— GOAL —
Find and copy each line of the records where the string "color" shows up.

— THE RECORDS —
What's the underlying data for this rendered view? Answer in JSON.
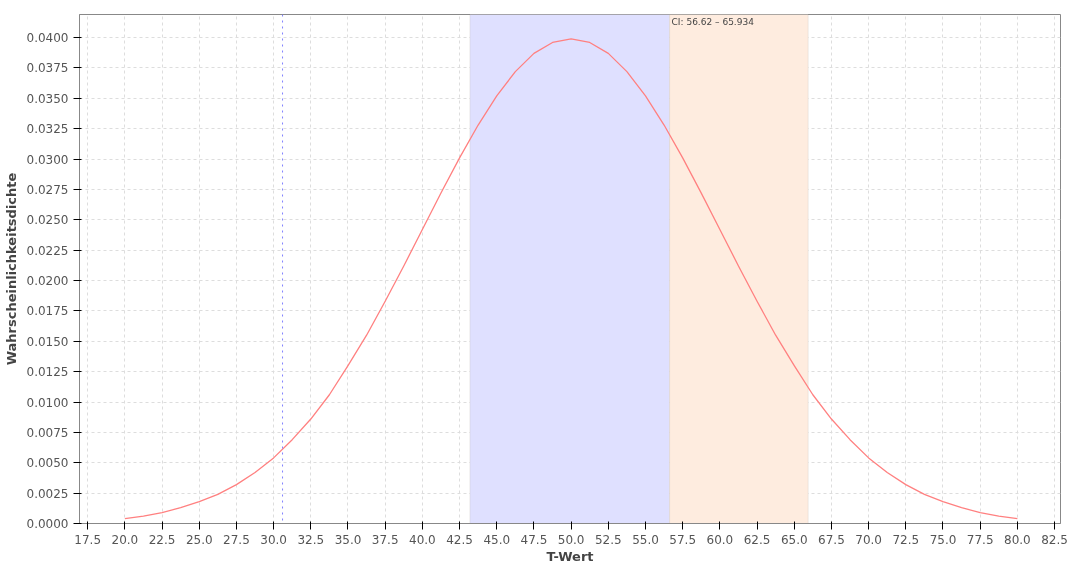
{
  "chart_data": {
    "type": "line",
    "xlabel": "T-Wert",
    "ylabel": "Wahrscheinlichkeitsdichte",
    "x": [
      20,
      21.25,
      22.5,
      23.75,
      25,
      26.25,
      27.5,
      28.75,
      30,
      31.25,
      32.5,
      33.75,
      35,
      36.25,
      37.5,
      38.75,
      40,
      41.25,
      42.5,
      43.75,
      45,
      46.25,
      47.5,
      48.75,
      50,
      51.25,
      52.5,
      53.75,
      55,
      56.25,
      57.5,
      58.75,
      60,
      61.25,
      62.5,
      63.75,
      65,
      66.25,
      67.5,
      68.75,
      70,
      71.25,
      72.5,
      73.75,
      75,
      76.25,
      77.5,
      78.75,
      80
    ],
    "series": [
      {
        "color": "#ff8080",
        "values": [
          0.0004,
          0.0006,
          0.0009,
          0.0013,
          0.0018,
          0.0024,
          0.0032,
          0.0042,
          0.0054,
          0.0069,
          0.0086,
          0.0106,
          0.013,
          0.0155,
          0.0183,
          0.0212,
          0.0242,
          0.0272,
          0.0301,
          0.0328,
          0.0352,
          0.0372,
          0.0387,
          0.0396,
          0.0399,
          0.0396,
          0.0387,
          0.0372,
          0.0352,
          0.0328,
          0.0301,
          0.0272,
          0.0242,
          0.0212,
          0.0183,
          0.0155,
          0.013,
          0.0106,
          0.0086,
          0.0069,
          0.0054,
          0.0042,
          0.0032,
          0.0024,
          0.0018,
          0.0013,
          0.0009,
          0.0006,
          0.0004
        ]
      }
    ],
    "xlim": [
      16.95,
      82.9
    ],
    "ylim": [
      0,
      0.0419
    ],
    "xticks": [
      {
        "value": 17.5,
        "label": "17.5"
      },
      {
        "value": 20,
        "label": "20.0"
      },
      {
        "value": 22.5,
        "label": "22.5"
      },
      {
        "value": 25,
        "label": "25.0"
      },
      {
        "value": 27.5,
        "label": "27.5"
      },
      {
        "value": 30,
        "label": "30.0"
      },
      {
        "value": 32.5,
        "label": "32.5"
      },
      {
        "value": 35,
        "label": "35.0"
      },
      {
        "value": 37.5,
        "label": "37.5"
      },
      {
        "value": 40,
        "label": "40.0"
      },
      {
        "value": 42.5,
        "label": "42.5"
      },
      {
        "value": 45,
        "label": "45.0"
      },
      {
        "value": 47.5,
        "label": "47.5"
      },
      {
        "value": 50,
        "label": "50.0"
      },
      {
        "value": 52.5,
        "label": "52.5"
      },
      {
        "value": 55,
        "label": "55.0"
      },
      {
        "value": 57.5,
        "label": "57.5"
      },
      {
        "value": 60,
        "label": "60.0"
      },
      {
        "value": 62.5,
        "label": "62.5"
      },
      {
        "value": 65,
        "label": "65.0"
      },
      {
        "value": 67.5,
        "label": "67.5"
      },
      {
        "value": 70,
        "label": "70.0"
      },
      {
        "value": 72.5,
        "label": "72.5"
      },
      {
        "value": 75,
        "label": "75.0"
      },
      {
        "value": 77.5,
        "label": "77.5"
      },
      {
        "value": 80,
        "label": "80.0"
      },
      {
        "value": 82.5,
        "label": "82.5"
      }
    ],
    "yticks": [
      {
        "value": 0,
        "label": "0.0000"
      },
      {
        "value": 0.0025,
        "label": "0.0025"
      },
      {
        "value": 0.005,
        "label": "0.0050"
      },
      {
        "value": 0.0075,
        "label": "0.0075"
      },
      {
        "value": 0.01,
        "label": "0.0100"
      },
      {
        "value": 0.0125,
        "label": "0.0125"
      },
      {
        "value": 0.015,
        "label": "0.0150"
      },
      {
        "value": 0.0175,
        "label": "0.0175"
      },
      {
        "value": 0.02,
        "label": "0.0200"
      },
      {
        "value": 0.0225,
        "label": "0.0225"
      },
      {
        "value": 0.025,
        "label": "0.0250"
      },
      {
        "value": 0.0275,
        "label": "0.0275"
      },
      {
        "value": 0.03,
        "label": "0.0300"
      },
      {
        "value": 0.0325,
        "label": "0.0325"
      },
      {
        "value": 0.035,
        "label": "0.0350"
      },
      {
        "value": 0.0375,
        "label": "0.0375"
      },
      {
        "value": 0.04,
        "label": "0.0400"
      }
    ],
    "bands": [
      {
        "axis": "x",
        "from": 43.2,
        "to": 56.62,
        "color": "#dfe0ff"
      },
      {
        "axis": "x",
        "from": 56.62,
        "to": 65.934,
        "color": "#feecdf",
        "label": "CI: 56.62 – 65.934"
      }
    ],
    "ref_lines": [
      {
        "axis": "x",
        "value": 30.6,
        "color": "#8080ff",
        "line_style": "dotted"
      }
    ],
    "grid": true,
    "marker": "none",
    "line_style": "solid"
  }
}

— TASK SOLUTION —
        "color": "#ff8080",
        "color": "#dfe0ff"
        "color": "#feecdf",
        "color": "#8080ff",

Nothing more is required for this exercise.